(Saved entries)

########

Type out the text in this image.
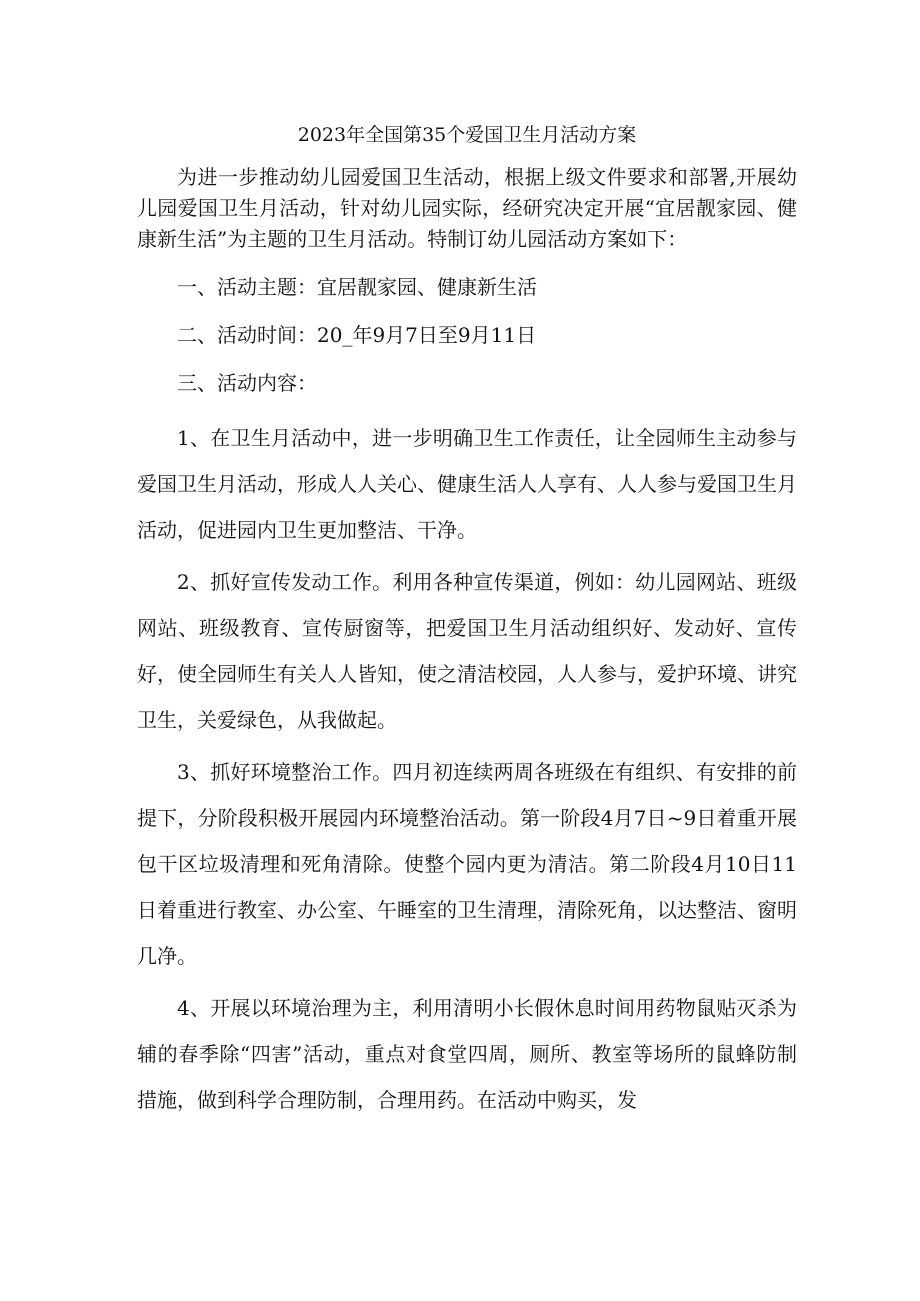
2023年全国第35个爱国卫生月活动方案

为进一步推动幼儿园爱国卫生活动，根据上级文件要求和部署,开展幼儿园爱国卫生月活动，针对幼儿园实际，经研究决定开展“宜居靓家园、健康新生活”为主题的卫生月活动。特制订幼儿园活动方案如下：

一、活动主题：宜居靓家园、健康新生活

二、活动时间：20_年9月7日至9月11日

三、活动内容：

1、在卫生月活动中，进一步明确卫生工作责任，让全园师生主动参与爱国卫生月活动，形成人人关心、健康生活人人享有、人人参与爱国卫生月活动，促进园内卫生更加整洁、干净。

2、抓好宣传发动工作。利用各种宣传渠道，例如：幼儿园网站、班级网站、班级教育、宣传厨窗等，把爱国卫生月活动组织好、发动好、宣传好，使全园师生有关人人皆知，使之清洁校园，人人参与，爱护环境、讲究卫生，关爱绿色，从我做起。

3、抓好环境整治工作。四月初连续两周各班级在有组织、有安排的前提下，分阶段积极开展园内环境整治活动。第一阶段4月7日~9日着重开展包干区垃圾清理和死角清除。使整个园内更为清洁。第二阶段4月10日11日着重进行教室、办公室、午睡室的卫生清理，清除死角，以达整洁、窗明几净。

4、开展以环境治理为主，利用清明小长假休息时间用药物鼠贴灭杀为辅的春季除“四害”活动，重点对食堂四周，厕所、教室等场所的鼠蜂防制措施，做到科学合理防制，合理用药。在活动中购买，发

########

Transcribe the whole listing exactly. Pictures stay out of your copy.

Type out the text in this image.
2023年全国第35个爱国卫生月活动方案

为进一步推动幼儿园爱国卫生活动，根据上级文件要求和部署,开展幼儿园爱国卫生月活动，针对幼儿园实际，经研究决定开展“宜居靓家园、健康新生活”为主题的卫生月活动。特制订幼儿园活动方案如下：

一、活动主题：宜居靓家园、健康新生活

二、活动时间：20_年9月7日至9月11日

三、活动内容：

1、在卫生月活动中，进一步明确卫生工作责任，让全园师生主动参与爱国卫生月活动，形成人人关心、健康生活人人享有、人人参与爱国卫生月活动，促进园内卫生更加整洁、干净。

2、抓好宣传发动工作。利用各种宣传渠道，例如：幼儿园网站、班级网站、班级教育、宣传厨窗等，把爱国卫生月活动组织好、发动好、宣传好，使全园师生有关人人皆知，使之清洁校园，人人参与，爱护环境、讲究卫生，关爱绿色，从我做起。

3、抓好环境整治工作。四月初连续两周各班级在有组织、有安排的前提下，分阶段积极开展园内环境整治活动。第一阶段4月7日~9日着重开展包干区垃圾清理和死角清除。使整个园内更为清洁。第二阶段4月10日11日着重进行教室、办公室、午睡室的卫生清理，清除死角，以达整洁、窗明几净。

4、开展以环境治理为主，利用清明小长假休息时间用药物鼠贴灭杀为辅的春季除“四害”活动，重点对食堂四周，厕所、教室等场所的鼠蜂防制措施，做到科学合理防制，合理用药。在活动中购买，发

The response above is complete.